What needs to be done
Copy all entries without alteration and skip the pictures they hold.

Source data
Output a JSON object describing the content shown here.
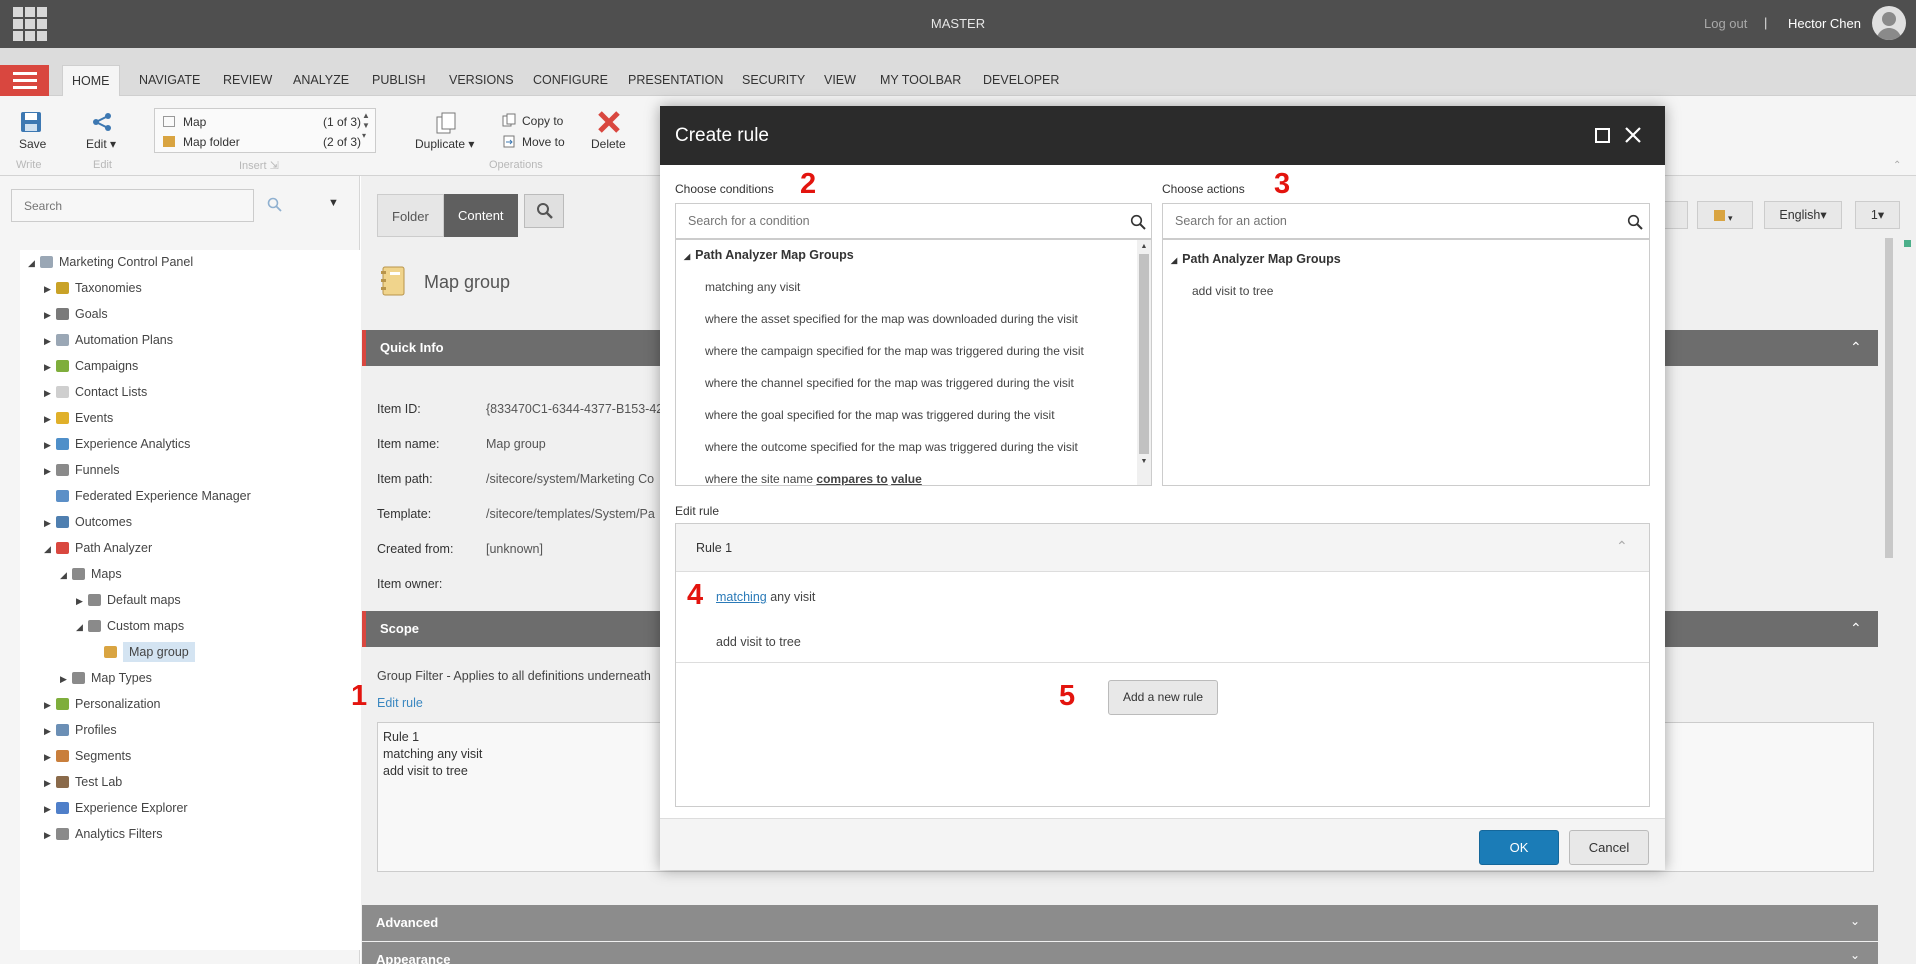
{
  "topbar": {
    "title": "MASTER",
    "logout": "Log out",
    "separator": "|",
    "user": "Hector Chen"
  },
  "ribbon_tabs": [
    "HOME",
    "NAVIGATE",
    "REVIEW",
    "ANALYZE",
    "PUBLISH",
    "VERSIONS",
    "CONFIGURE",
    "PRESENTATION",
    "SECURITY",
    "VIEW",
    "MY TOOLBAR",
    "DEVELOPER"
  ],
  "ribbon": {
    "save": "Save",
    "write_group": "Write",
    "edit": "Edit",
    "edit_group": "Edit",
    "insert_items": [
      {
        "label": "Map",
        "count": "(1 of 3)"
      },
      {
        "label": "Map folder",
        "count": "(2 of 3)"
      }
    ],
    "insert_group": "Insert",
    "duplicate": "Duplicate",
    "copy_to": "Copy to",
    "move_to": "Move to",
    "delete": "Delete",
    "operations_group": "Operations"
  },
  "left": {
    "search_placeholder": "Search"
  },
  "tree": [
    {
      "label": "Marketing Control Panel",
      "color": "#9aa7b5"
    },
    {
      "label": "Taxonomies",
      "color": "#c9a227"
    },
    {
      "label": "Goals",
      "color": "#7a7a7a"
    },
    {
      "label": "Automation Plans",
      "color": "#9aa7b5"
    },
    {
      "label": "Campaigns",
      "color": "#7fae3c"
    },
    {
      "label": "Contact Lists",
      "color": "#cfcfcf"
    },
    {
      "label": "Events",
      "color": "#e0b02a"
    },
    {
      "label": "Experience Analytics",
      "color": "#4f8fc9"
    },
    {
      "label": "Funnels",
      "color": "#8a8a8a"
    },
    {
      "label": "Federated Experience Manager",
      "color": "#5b8fc7"
    },
    {
      "label": "Outcomes",
      "color": "#4f7fb0"
    },
    {
      "label": "Path Analyzer",
      "color": "#d9473f"
    },
    {
      "label": "Maps",
      "color": "#8a8a8a"
    },
    {
      "label": "Default maps",
      "color": "#8a8a8a"
    },
    {
      "label": "Custom maps",
      "color": "#8a8a8a"
    },
    {
      "label": "Map group",
      "color": "#d9a441"
    },
    {
      "label": "Map Types",
      "color": "#8a8a8a"
    },
    {
      "label": "Personalization",
      "color": "#7fae3c"
    },
    {
      "label": "Profiles",
      "color": "#6b8fb5"
    },
    {
      "label": "Segments",
      "color": "#c97f3c"
    },
    {
      "label": "Test Lab",
      "color": "#8a6a4a"
    },
    {
      "label": "Experience Explorer",
      "color": "#4f7fc9"
    },
    {
      "label": "Analytics Filters",
      "color": "#8a8a8a"
    }
  ],
  "editor": {
    "tabs": [
      "Folder",
      "Content"
    ],
    "item_title": "Map group",
    "quick_info": "Quick Info",
    "fields": [
      {
        "label": "Item ID:",
        "value": "{833470C1-6344-4377-B153-42"
      },
      {
        "label": "Item name:",
        "value": "Map group"
      },
      {
        "label": "Item path:",
        "value": "/sitecore/system/Marketing Co"
      },
      {
        "label": "Template:",
        "value": "/sitecore/templates/System/Pa"
      },
      {
        "label": "Created from:",
        "value": "[unknown]"
      },
      {
        "label": "Item owner:",
        "value": ""
      }
    ],
    "scope": "Scope",
    "group_filter": "Group Filter - Applies to all definitions underneath",
    "callout_1": "1",
    "edit_rule_link": "Edit rule",
    "rule_text": [
      "Rule 1",
      "matching any visit",
      "add visit to tree"
    ],
    "advanced": "Advanced",
    "appearance": "Appearance",
    "right_controls": {
      "language": "English",
      "version": "1"
    }
  },
  "dialog": {
    "title": "Create rule",
    "choose_conditions": "Choose conditions",
    "callout_2": "2",
    "condition_placeholder": "Search for a condition",
    "condition_group": "Path Analyzer Map Groups",
    "conditions": [
      "matching any visit",
      "where the asset specified for the map was downloaded during the visit",
      "where the campaign specified for the map was triggered during the visit",
      "where the channel specified for the map was triggered during the visit",
      "where the goal specified for the map was triggered during the visit",
      "where the outcome specified for the map was triggered during the visit"
    ],
    "condition_last": {
      "prefix": "where the site name",
      "link1": "compares to",
      "link2": "value"
    },
    "choose_actions": "Choose actions",
    "callout_3": "3",
    "action_placeholder": "Search for an action",
    "action_group": "Path Analyzer Map Groups",
    "actions": [
      "add visit to tree"
    ],
    "edit_rule": "Edit rule",
    "rule_title": "Rule 1",
    "callout_4": "4",
    "rule_condition_link": "matching",
    "rule_condition_rest": "any visit",
    "rule_action": "add visit to tree",
    "callout_5": "5",
    "add_rule": "Add a new rule",
    "ok": "OK",
    "cancel": "Cancel"
  },
  "colors": {
    "accent": "#d9473f",
    "ok": "#1b7cb7",
    "callout": "#e3140e"
  }
}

The reply
Output a JSON object describing the content shown here.
{
  "topbar": {
    "title": "MASTER",
    "logout": "Log out",
    "separator": "|",
    "user": "Hector Chen"
  },
  "ribbon_tabs": [
    "HOME",
    "NAVIGATE",
    "REVIEW",
    "ANALYZE",
    "PUBLISH",
    "VERSIONS",
    "CONFIGURE",
    "PRESENTATION",
    "SECURITY",
    "VIEW",
    "MY TOOLBAR",
    "DEVELOPER"
  ],
  "ribbon": {
    "save": "Save",
    "write_group": "Write",
    "edit": "Edit",
    "edit_group": "Edit",
    "insert_items": [
      {
        "label": "Map",
        "count": "(1 of 3)"
      },
      {
        "label": "Map folder",
        "count": "(2 of 3)"
      }
    ],
    "insert_group": "Insert",
    "duplicate": "Duplicate",
    "copy_to": "Copy to",
    "move_to": "Move to",
    "delete": "Delete",
    "operations_group": "Operations"
  },
  "left": {
    "search_placeholder": "Search"
  },
  "tree": [
    {
      "label": "Marketing Control Panel",
      "color": "#9aa7b5"
    },
    {
      "label": "Taxonomies",
      "color": "#c9a227"
    },
    {
      "label": "Goals",
      "color": "#7a7a7a"
    },
    {
      "label": "Automation Plans",
      "color": "#9aa7b5"
    },
    {
      "label": "Campaigns",
      "color": "#7fae3c"
    },
    {
      "label": "Contact Lists",
      "color": "#cfcfcf"
    },
    {
      "label": "Events",
      "color": "#e0b02a"
    },
    {
      "label": "Experience Analytics",
      "color": "#4f8fc9"
    },
    {
      "label": "Funnels",
      "color": "#8a8a8a"
    },
    {
      "label": "Federated Experience Manager",
      "color": "#5b8fc7"
    },
    {
      "label": "Outcomes",
      "color": "#4f7fb0"
    },
    {
      "label": "Path Analyzer",
      "color": "#d9473f"
    },
    {
      "label": "Maps",
      "color": "#8a8a8a"
    },
    {
      "label": "Default maps",
      "color": "#8a8a8a"
    },
    {
      "label": "Custom maps",
      "color": "#8a8a8a"
    },
    {
      "label": "Map group",
      "color": "#d9a441"
    },
    {
      "label": "Map Types",
      "color": "#8a8a8a"
    },
    {
      "label": "Personalization",
      "color": "#7fae3c"
    },
    {
      "label": "Profiles",
      "color": "#6b8fb5"
    },
    {
      "label": "Segments",
      "color": "#c97f3c"
    },
    {
      "label": "Test Lab",
      "color": "#8a6a4a"
    },
    {
      "label": "Experience Explorer",
      "color": "#4f7fc9"
    },
    {
      "label": "Analytics Filters",
      "color": "#8a8a8a"
    }
  ],
  "editor": {
    "tabs": [
      "Folder",
      "Content"
    ],
    "item_title": "Map group",
    "quick_info": "Quick Info",
    "fields": [
      {
        "label": "Item ID:",
        "value": "{833470C1-6344-4377-B153-42"
      },
      {
        "label": "Item name:",
        "value": "Map group"
      },
      {
        "label": "Item path:",
        "value": "/sitecore/system/Marketing Co"
      },
      {
        "label": "Template:",
        "value": "/sitecore/templates/System/Pa"
      },
      {
        "label": "Created from:",
        "value": "[unknown]"
      },
      {
        "label": "Item owner:",
        "value": ""
      }
    ],
    "scope": "Scope",
    "group_filter": "Group Filter - Applies to all definitions underneath",
    "callout_1": "1",
    "edit_rule_link": "Edit rule",
    "rule_text": [
      "Rule 1",
      "matching any visit",
      "add visit to tree"
    ],
    "advanced": "Advanced",
    "appearance": "Appearance",
    "right_controls": {
      "language": "English",
      "version": "1"
    }
  },
  "dialog": {
    "title": "Create rule",
    "choose_conditions": "Choose conditions",
    "callout_2": "2",
    "condition_placeholder": "Search for a condition",
    "condition_group": "Path Analyzer Map Groups",
    "conditions": [
      "matching any visit",
      "where the asset specified for the map was downloaded during the visit",
      "where the campaign specified for the map was triggered during the visit",
      "where the channel specified for the map was triggered during the visit",
      "where the goal specified for the map was triggered during the visit",
      "where the outcome specified for the map was triggered during the visit"
    ],
    "condition_last": {
      "prefix": "where the site name",
      "link1": "compares to",
      "link2": "value"
    },
    "choose_actions": "Choose actions",
    "callout_3": "3",
    "action_placeholder": "Search for an action",
    "action_group": "Path Analyzer Map Groups",
    "actions": [
      "add visit to tree"
    ],
    "edit_rule": "Edit rule",
    "rule_title": "Rule 1",
    "callout_4": "4",
    "rule_condition_link": "matching",
    "rule_condition_rest": "any visit",
    "rule_action": "add visit to tree",
    "callout_5": "5",
    "add_rule": "Add a new rule",
    "ok": "OK",
    "cancel": "Cancel"
  },
  "colors": {
    "accent": "#d9473f",
    "ok": "#1b7cb7",
    "callout": "#e3140e"
  }
}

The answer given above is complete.